* GIVEN REQUEST
Reproduce the rows verbatim from the start of the dataset records through the line containing "prev-page-button[interactable] bbox=[111, 58, 139, 86]".

[Dataset records]
• • • • • • •

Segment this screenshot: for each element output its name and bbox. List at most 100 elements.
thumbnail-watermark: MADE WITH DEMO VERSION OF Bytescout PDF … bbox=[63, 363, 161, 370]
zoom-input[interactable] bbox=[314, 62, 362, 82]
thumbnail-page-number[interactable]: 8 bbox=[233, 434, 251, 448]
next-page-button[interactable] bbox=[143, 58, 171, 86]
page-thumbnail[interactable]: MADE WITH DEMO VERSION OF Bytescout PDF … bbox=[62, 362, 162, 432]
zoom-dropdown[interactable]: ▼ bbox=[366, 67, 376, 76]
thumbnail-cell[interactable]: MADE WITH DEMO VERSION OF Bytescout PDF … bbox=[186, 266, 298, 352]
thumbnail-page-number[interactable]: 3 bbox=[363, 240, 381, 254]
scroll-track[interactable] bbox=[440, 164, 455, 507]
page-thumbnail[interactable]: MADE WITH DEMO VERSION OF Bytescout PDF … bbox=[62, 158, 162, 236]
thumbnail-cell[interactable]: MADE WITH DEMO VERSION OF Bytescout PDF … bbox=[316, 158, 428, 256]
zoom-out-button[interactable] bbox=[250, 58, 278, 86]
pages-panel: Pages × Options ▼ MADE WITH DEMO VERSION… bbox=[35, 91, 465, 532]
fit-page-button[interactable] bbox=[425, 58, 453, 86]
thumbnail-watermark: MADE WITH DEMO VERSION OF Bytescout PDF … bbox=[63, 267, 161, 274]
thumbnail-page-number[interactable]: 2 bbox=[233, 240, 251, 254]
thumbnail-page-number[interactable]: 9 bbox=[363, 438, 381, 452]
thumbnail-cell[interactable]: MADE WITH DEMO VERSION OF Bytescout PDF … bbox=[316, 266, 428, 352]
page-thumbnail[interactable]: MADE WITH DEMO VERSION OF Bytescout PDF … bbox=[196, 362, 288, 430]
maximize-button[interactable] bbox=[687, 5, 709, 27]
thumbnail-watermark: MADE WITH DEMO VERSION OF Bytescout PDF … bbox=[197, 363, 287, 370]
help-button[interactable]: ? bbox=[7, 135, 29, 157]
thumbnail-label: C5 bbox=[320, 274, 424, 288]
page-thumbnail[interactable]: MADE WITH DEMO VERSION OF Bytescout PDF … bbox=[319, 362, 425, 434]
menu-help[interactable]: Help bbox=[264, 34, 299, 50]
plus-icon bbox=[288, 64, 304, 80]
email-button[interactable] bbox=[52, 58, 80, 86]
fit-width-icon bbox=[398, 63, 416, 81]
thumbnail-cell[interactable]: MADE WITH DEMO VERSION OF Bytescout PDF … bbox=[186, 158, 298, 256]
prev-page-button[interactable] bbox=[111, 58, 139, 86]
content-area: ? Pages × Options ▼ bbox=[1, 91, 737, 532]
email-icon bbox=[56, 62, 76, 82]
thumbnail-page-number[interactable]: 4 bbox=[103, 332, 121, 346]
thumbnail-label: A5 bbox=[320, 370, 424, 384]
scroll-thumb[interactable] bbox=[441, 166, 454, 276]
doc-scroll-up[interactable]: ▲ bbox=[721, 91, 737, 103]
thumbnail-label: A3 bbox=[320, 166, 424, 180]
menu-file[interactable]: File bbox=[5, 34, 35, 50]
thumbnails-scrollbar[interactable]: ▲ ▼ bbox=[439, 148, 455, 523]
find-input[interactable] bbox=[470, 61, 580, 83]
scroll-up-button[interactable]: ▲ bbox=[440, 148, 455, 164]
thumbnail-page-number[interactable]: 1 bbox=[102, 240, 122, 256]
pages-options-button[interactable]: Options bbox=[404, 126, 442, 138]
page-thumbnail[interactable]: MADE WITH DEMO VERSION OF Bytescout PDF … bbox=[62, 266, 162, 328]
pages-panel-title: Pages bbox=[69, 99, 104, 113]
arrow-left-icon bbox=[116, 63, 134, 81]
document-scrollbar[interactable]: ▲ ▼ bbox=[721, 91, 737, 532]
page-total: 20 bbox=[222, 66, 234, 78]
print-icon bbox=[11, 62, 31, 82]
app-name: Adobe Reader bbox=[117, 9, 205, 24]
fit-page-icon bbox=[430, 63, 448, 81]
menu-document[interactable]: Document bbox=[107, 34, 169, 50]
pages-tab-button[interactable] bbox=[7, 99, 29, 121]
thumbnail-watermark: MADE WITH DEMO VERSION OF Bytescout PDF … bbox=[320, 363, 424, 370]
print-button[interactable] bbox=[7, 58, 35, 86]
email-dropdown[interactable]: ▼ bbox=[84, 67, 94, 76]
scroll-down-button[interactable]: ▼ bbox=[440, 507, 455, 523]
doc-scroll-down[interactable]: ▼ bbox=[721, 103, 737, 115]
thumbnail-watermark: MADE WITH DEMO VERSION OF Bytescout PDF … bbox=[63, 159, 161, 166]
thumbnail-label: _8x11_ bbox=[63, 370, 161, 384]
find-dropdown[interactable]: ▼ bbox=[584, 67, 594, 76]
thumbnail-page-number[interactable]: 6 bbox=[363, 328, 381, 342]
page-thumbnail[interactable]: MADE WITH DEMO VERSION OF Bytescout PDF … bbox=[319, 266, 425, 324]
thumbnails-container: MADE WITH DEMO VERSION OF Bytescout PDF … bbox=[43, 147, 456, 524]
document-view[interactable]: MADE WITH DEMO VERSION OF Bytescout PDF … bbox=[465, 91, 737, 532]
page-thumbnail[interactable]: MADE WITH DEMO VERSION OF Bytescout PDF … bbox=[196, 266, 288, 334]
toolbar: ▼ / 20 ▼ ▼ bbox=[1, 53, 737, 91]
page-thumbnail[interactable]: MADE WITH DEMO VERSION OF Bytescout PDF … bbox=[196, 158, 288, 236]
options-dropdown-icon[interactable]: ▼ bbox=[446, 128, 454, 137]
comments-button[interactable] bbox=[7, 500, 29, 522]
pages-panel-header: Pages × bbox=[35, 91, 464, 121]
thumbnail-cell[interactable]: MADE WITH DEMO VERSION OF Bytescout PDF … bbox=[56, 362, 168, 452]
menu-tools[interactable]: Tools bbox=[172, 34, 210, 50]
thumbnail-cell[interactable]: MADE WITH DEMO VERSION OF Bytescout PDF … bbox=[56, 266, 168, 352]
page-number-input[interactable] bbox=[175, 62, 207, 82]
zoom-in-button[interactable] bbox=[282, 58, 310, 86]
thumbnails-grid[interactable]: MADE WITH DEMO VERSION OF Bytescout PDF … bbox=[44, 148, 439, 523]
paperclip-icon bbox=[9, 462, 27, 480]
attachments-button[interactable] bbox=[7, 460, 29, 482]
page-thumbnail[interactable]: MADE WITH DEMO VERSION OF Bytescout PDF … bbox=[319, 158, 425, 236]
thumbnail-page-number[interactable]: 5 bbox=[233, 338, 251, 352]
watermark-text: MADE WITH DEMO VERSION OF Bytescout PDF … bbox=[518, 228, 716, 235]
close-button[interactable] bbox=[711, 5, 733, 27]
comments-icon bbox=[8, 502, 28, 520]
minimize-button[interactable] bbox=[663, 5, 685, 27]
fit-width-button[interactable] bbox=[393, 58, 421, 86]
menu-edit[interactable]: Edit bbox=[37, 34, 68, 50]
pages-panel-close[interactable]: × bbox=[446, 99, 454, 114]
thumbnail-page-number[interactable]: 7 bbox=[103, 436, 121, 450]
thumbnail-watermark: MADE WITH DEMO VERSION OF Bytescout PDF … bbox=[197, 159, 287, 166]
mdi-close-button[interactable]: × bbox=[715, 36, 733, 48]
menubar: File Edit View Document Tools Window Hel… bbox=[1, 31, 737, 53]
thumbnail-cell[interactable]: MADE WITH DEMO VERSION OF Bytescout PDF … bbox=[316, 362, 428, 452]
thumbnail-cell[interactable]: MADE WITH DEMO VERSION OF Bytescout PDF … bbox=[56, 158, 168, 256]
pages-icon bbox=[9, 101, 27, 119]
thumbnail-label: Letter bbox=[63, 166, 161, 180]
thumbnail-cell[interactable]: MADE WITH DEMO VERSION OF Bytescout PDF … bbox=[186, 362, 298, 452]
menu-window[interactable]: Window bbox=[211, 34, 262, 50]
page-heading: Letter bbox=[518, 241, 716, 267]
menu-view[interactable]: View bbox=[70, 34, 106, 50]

• • • • • • •

* SOLVED PROBLEM
Segment this screenshot: for each element output its name and bbox. List at most 100 elements.
thumbnail-watermark: MADE WITH DEMO VERSION OF Bytescout PDF … bbox=[63, 363, 161, 370]
zoom-input[interactable] bbox=[314, 62, 362, 82]
thumbnail-page-number[interactable]: 8 bbox=[233, 434, 251, 448]
next-page-button[interactable] bbox=[143, 58, 171, 86]
page-thumbnail[interactable]: MADE WITH DEMO VERSION OF Bytescout PDF … bbox=[62, 362, 162, 432]
zoom-dropdown[interactable]: ▼ bbox=[366, 67, 376, 76]
thumbnail-cell[interactable]: MADE WITH DEMO VERSION OF Bytescout PDF … bbox=[186, 266, 298, 352]
thumbnail-page-number[interactable]: 3 bbox=[363, 240, 381, 254]
scroll-track[interactable] bbox=[440, 164, 455, 507]
page-thumbnail[interactable]: MADE WITH DEMO VERSION OF Bytescout PDF … bbox=[62, 158, 162, 236]
thumbnail-cell[interactable]: MADE WITH DEMO VERSION OF Bytescout PDF … bbox=[316, 158, 428, 256]
zoom-out-button[interactable] bbox=[250, 58, 278, 86]
pages-panel: Pages × Options ▼ MADE WITH DEMO VERSION… bbox=[35, 91, 465, 532]
fit-page-button[interactable] bbox=[425, 58, 453, 86]
thumbnail-watermark: MADE WITH DEMO VERSION OF Bytescout PDF … bbox=[63, 267, 161, 274]
thumbnail-page-number[interactable]: 2 bbox=[233, 240, 251, 254]
thumbnail-page-number[interactable]: 9 bbox=[363, 438, 381, 452]
thumbnail-cell[interactable]: MADE WITH DEMO VERSION OF Bytescout PDF … bbox=[316, 266, 428, 352]
page-thumbnail[interactable]: MADE WITH DEMO VERSION OF Bytescout PDF … bbox=[196, 362, 288, 430]
maximize-button[interactable] bbox=[687, 5, 709, 27]
thumbnail-watermark: MADE WITH DEMO VERSION OF Bytescout PDF … bbox=[197, 363, 287, 370]
help-button[interactable]: ? bbox=[7, 135, 29, 157]
thumbnail-label: C5 bbox=[320, 274, 424, 288]
page-thumbnail[interactable]: MADE WITH DEMO VERSION OF Bytescout PDF … bbox=[319, 362, 425, 434]
menu-help[interactable]: Help bbox=[264, 34, 299, 50]
plus-icon bbox=[288, 64, 304, 80]
email-button[interactable] bbox=[52, 58, 80, 86]
fit-width-icon bbox=[398, 63, 416, 81]
thumbnail-cell[interactable]: MADE WITH DEMO VERSION OF Bytescout PDF … bbox=[186, 158, 298, 256]
prev-page-button[interactable] bbox=[111, 58, 139, 86]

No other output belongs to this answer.